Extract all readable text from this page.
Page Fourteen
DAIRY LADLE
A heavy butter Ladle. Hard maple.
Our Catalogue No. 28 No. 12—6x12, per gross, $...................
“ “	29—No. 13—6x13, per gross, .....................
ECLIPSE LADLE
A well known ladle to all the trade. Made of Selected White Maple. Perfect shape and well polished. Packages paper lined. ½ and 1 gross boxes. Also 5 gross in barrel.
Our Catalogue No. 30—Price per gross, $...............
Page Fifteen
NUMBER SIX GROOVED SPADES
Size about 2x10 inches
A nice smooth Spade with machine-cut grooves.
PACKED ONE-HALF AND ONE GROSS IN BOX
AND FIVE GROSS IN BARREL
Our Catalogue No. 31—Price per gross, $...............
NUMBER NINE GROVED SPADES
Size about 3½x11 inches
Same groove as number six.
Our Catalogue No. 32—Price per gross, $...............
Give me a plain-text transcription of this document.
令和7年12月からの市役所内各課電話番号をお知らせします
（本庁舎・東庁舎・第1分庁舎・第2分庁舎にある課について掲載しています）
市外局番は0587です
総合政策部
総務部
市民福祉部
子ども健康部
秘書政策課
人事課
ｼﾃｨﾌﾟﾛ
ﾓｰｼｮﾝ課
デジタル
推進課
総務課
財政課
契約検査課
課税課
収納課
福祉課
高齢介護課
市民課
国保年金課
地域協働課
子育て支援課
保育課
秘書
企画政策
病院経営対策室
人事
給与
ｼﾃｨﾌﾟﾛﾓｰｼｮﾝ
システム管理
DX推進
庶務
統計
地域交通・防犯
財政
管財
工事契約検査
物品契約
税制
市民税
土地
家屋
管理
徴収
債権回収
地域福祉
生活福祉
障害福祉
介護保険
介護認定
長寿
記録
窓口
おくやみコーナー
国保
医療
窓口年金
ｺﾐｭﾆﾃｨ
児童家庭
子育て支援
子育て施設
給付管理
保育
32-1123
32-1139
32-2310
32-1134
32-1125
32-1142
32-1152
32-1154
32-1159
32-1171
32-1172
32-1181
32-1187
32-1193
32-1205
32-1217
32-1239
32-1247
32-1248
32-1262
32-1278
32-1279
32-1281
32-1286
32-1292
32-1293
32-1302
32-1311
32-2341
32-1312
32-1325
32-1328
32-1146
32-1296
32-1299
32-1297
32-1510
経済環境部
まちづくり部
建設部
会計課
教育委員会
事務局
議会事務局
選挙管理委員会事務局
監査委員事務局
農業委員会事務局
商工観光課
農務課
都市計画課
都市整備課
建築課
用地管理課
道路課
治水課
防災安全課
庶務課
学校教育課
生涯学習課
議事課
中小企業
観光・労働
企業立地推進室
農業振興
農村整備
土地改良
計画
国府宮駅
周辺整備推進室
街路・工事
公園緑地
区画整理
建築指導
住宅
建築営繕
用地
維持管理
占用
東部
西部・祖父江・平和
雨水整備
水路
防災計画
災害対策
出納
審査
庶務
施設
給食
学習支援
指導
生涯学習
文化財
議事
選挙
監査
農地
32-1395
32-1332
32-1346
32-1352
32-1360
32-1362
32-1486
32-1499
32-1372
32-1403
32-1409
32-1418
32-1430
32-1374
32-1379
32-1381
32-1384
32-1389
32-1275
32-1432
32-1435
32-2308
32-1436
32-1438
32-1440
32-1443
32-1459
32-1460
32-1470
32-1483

•••

> _AIM OF THE TASK_: Lines of the listing that contain the word "inches" are to be counted; report only their number.

> _RESPONSE TO THIS EXERCISE_: 2